>> START
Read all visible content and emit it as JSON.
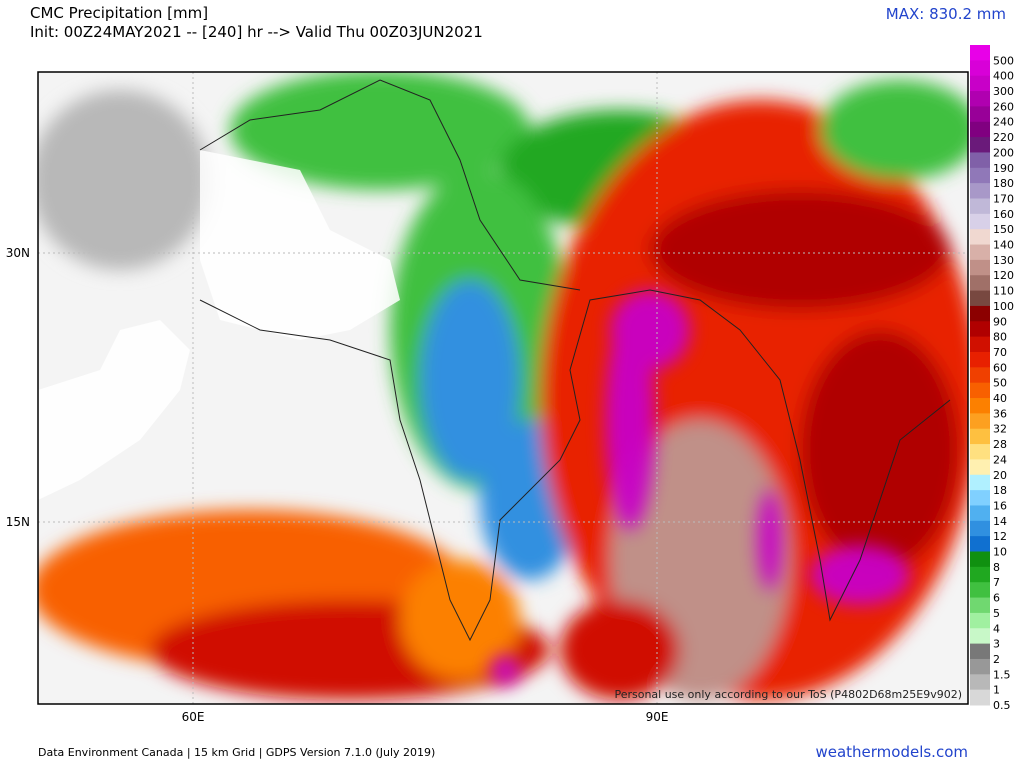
{
  "header": {
    "title": "CMC Precipitation [mm]",
    "init": "Init: 00Z24MAY2021 -- [240] hr --> Valid Thu 00Z03JUN2021",
    "max": "MAX: 830.2 mm"
  },
  "map": {
    "lat_labels": [
      "30N",
      "15N"
    ],
    "lon_labels": [
      "60E",
      "90E"
    ],
    "watermark": "Personal use only according to our ToS (P4802D68m25E9v902)"
  },
  "colorbar": {
    "levels": [
      500,
      400,
      300,
      260,
      240,
      220,
      200,
      190,
      180,
      170,
      160,
      150,
      140,
      130,
      120,
      110,
      100,
      90,
      80,
      70,
      60,
      50,
      40,
      36,
      32,
      28,
      24,
      20,
      18,
      16,
      14,
      12,
      10,
      8,
      7,
      6,
      5,
      4,
      3,
      2,
      1.5,
      1,
      0.5
    ],
    "colors": [
      "#e800e8",
      "#d800d8",
      "#c800c8",
      "#b000b0",
      "#980098",
      "#800080",
      "#6a1a7a",
      "#8060a8",
      "#9078b8",
      "#a898c8",
      "#c0b8d8",
      "#d8d0e8",
      "#f0d8d0",
      "#d8b0a8",
      "#c09088",
      "#a07068",
      "#784840",
      "#8c0000",
      "#b00000",
      "#d01000",
      "#e82000",
      "#f04000",
      "#f86000",
      "#fc8000",
      "#fda020",
      "#fec040",
      "#ffe080",
      "#fff0b0",
      "#b0f0ff",
      "#80d0ff",
      "#50b0f0",
      "#3090e0",
      "#1070d0",
      "#109010",
      "#20a820",
      "#40c040",
      "#70d870",
      "#a0f0a0",
      "#c8f8c8",
      "#787878",
      "#989898",
      "#b8b8b8",
      "#d8d8d8"
    ]
  },
  "footer": {
    "source": "Data Environment Canada | 15 km Grid | GDPS Version 7.1.0 (July 2019)",
    "site": "weathermodels.com"
  }
}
>> END
Aim of the task ->
Leave the pictures out and reproduce all of the records exactly.

Answer to the task ->
Read all visible content and emit it as JSON.
{
  "header": {
    "title": "CMC Precipitation [mm]",
    "init": "Init: 00Z24MAY2021 -- [240] hr --> Valid Thu 00Z03JUN2021",
    "max": "MAX: 830.2 mm"
  },
  "map": {
    "lat_labels": [
      "30N",
      "15N"
    ],
    "lon_labels": [
      "60E",
      "90E"
    ],
    "watermark": "Personal use only according to our ToS (P4802D68m25E9v902)"
  },
  "colorbar": {
    "levels": [
      500,
      400,
      300,
      260,
      240,
      220,
      200,
      190,
      180,
      170,
      160,
      150,
      140,
      130,
      120,
      110,
      100,
      90,
      80,
      70,
      60,
      50,
      40,
      36,
      32,
      28,
      24,
      20,
      18,
      16,
      14,
      12,
      10,
      8,
      7,
      6,
      5,
      4,
      3,
      2,
      1.5,
      1,
      0.5
    ],
    "colors": [
      "#e800e8",
      "#d800d8",
      "#c800c8",
      "#b000b0",
      "#980098",
      "#800080",
      "#6a1a7a",
      "#8060a8",
      "#9078b8",
      "#a898c8",
      "#c0b8d8",
      "#d8d0e8",
      "#f0d8d0",
      "#d8b0a8",
      "#c09088",
      "#a07068",
      "#784840",
      "#8c0000",
      "#b00000",
      "#d01000",
      "#e82000",
      "#f04000",
      "#f86000",
      "#fc8000",
      "#fda020",
      "#fec040",
      "#ffe080",
      "#fff0b0",
      "#b0f0ff",
      "#80d0ff",
      "#50b0f0",
      "#3090e0",
      "#1070d0",
      "#109010",
      "#20a820",
      "#40c040",
      "#70d870",
      "#a0f0a0",
      "#c8f8c8",
      "#787878",
      "#989898",
      "#b8b8b8",
      "#d8d8d8"
    ]
  },
  "footer": {
    "source": "Data Environment Canada | 15 km Grid | GDPS Version 7.1.0 (July 2019)",
    "site": "weathermodels.com"
  }
}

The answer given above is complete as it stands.